→ **Your task**
Find how many lines of the listing below include the word "المستخدم", then report the number by itself.

### Rows ###

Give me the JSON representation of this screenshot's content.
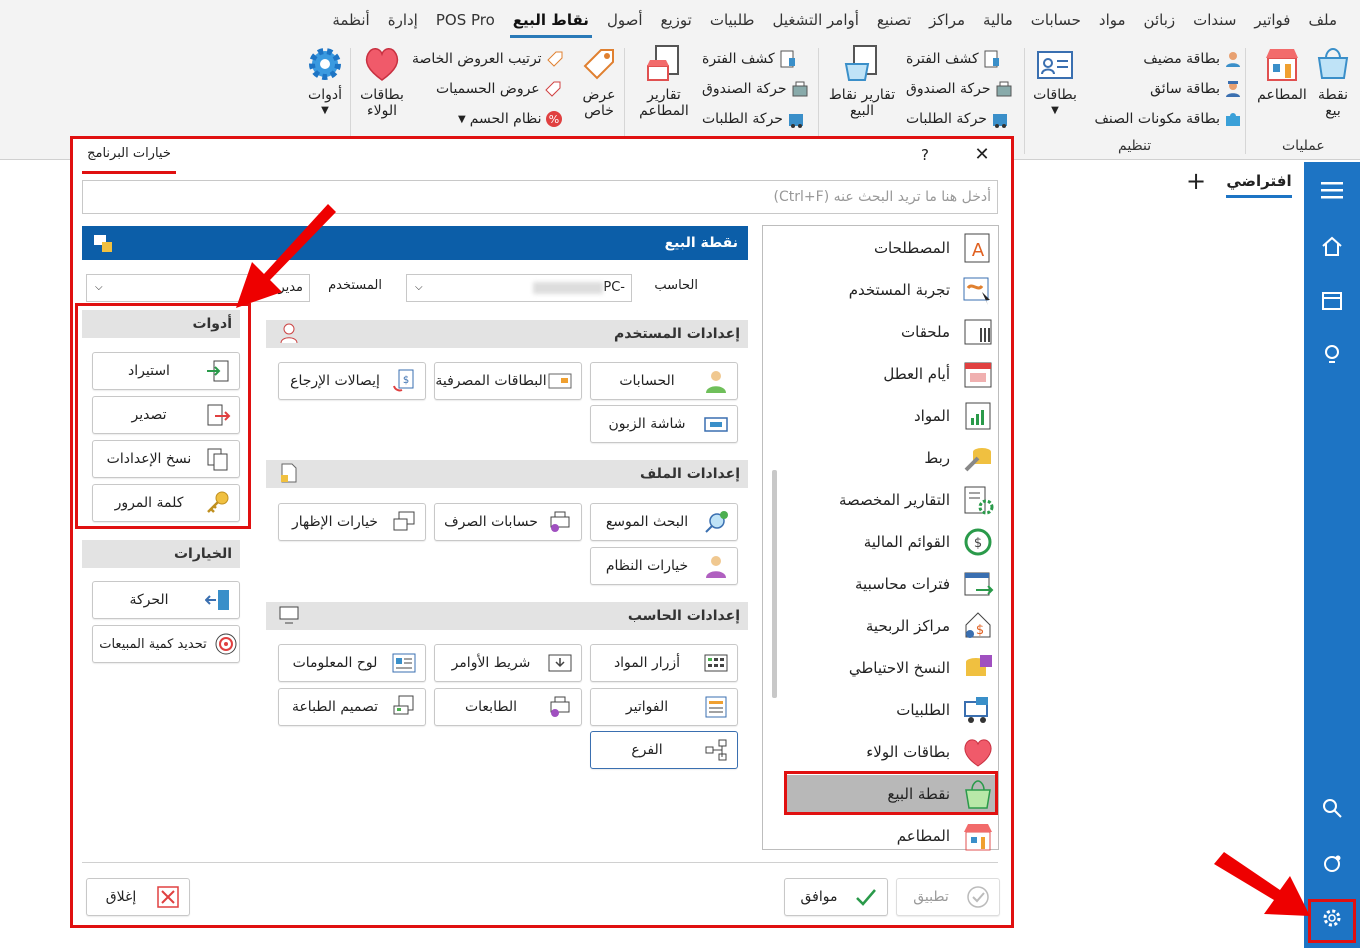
{
  "menu": [
    "ملف",
    "فواتير",
    "سندات",
    "زبائن",
    "مواد",
    "حسابات",
    "مالية",
    "مراكز",
    "تصنيع",
    "أوامر التشغيل",
    "طلبيات",
    "توزيع",
    "أصول",
    "نقاط البيع",
    "POS Pro",
    "إدارة",
    "أنظمة"
  ],
  "menu_active": "نقاط البيع",
  "ribbon": {
    "pos_point": "نقطة بيع",
    "restaurants": "المطاعم",
    "group_operations": "عمليات",
    "guest_card": "بطاقة مضيف",
    "driver_card": "بطاقة سائق",
    "item_components_card": "بطاقة مكونات الصنف",
    "cards": "بطاقات",
    "group_organization": "تنظيم",
    "period_report_1": "كشف الفترة",
    "cash_movement_1": "حركة الصندوق",
    "orders_movement_1": "حركة الطلبات",
    "pos_reports": "تقارير نقاط البيع",
    "period_report_2": "كشف الفترة",
    "cash_movement_2": "حركة الصندوق",
    "orders_movement_2": "حركة الطلبات",
    "restaurant_reports": "تقارير المطاعم",
    "special_offer": "عرض خاص",
    "special_offers_order": "ترتيب العروض الخاصة",
    "discount_offers": "عروض الحسميات",
    "discount_system": "نظام الحسم",
    "loyalty_cards": "بطاقات الولاء",
    "tools": "أدوات"
  },
  "tabs": {
    "default": "افتراضي",
    "add": "+"
  },
  "dialog": {
    "title": "خيارات البرنامج",
    "help": "?",
    "close": "✕",
    "search_placeholder": "أدخل هنا ما تريد البحث عنه (Ctrl+F)",
    "header": "نقطة البيع",
    "computer_label": "الحاسب",
    "computer_value": "-PC",
    "user_label": "المستخدم",
    "user_value": "مدير"
  },
  "categories": [
    "المصطلحات",
    "تجربة المستخدم",
    "ملحقات",
    "أيام العطل",
    "المواد",
    "ربط",
    "التقارير المخصصة",
    "القوائم المالية",
    "فترات محاسبية",
    "مراكز الربحية",
    "النسخ الاحتياطي",
    "الطلبيات",
    "بطاقات الولاء",
    "نقطة البيع",
    "المطاعم"
  ],
  "categories_selected": "نقطة البيع",
  "sections": {
    "user": "إعدادات المستخدم",
    "file": "إعدادات الملف",
    "computer": "إعدادات الحاسب"
  },
  "buttons": {
    "accounts": "الحسابات",
    "bank_cards": "البطاقات المصرفية",
    "return_receipts": "إيصالات الإرجاع",
    "customer_screen": "شاشة الزبون",
    "extended_search": "البحث الموسع",
    "exchange_accounts": "حسابات الصرف",
    "display_options": "خيارات الإظهار",
    "system_options": "خيارات النظام",
    "item_buttons": "أزرار المواد",
    "command_bar": "شريط الأوامر",
    "info_board": "لوح المعلومات",
    "invoices": "الفواتير",
    "printers": "الطابعات",
    "print_design": "تصميم الطباعة",
    "branch": "الفرع"
  },
  "tools": {
    "title": "أدوات",
    "import": "استيراد",
    "export": "تصدير",
    "copy_settings": "نسخ الإعدادات",
    "password": "كلمة المرور"
  },
  "options": {
    "title": "الخيارات",
    "movement": "الحركة",
    "sales_qty": "تحديد كمية المبيعات"
  },
  "footer": {
    "apply": "تطبيق",
    "ok": "موافق",
    "close": "إغلاق"
  },
  "colors": {
    "accent": "#0c5ea8",
    "sidebar": "#1d74c4",
    "highlight": "#e01010"
  }
}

###

→ **Correct answer**
3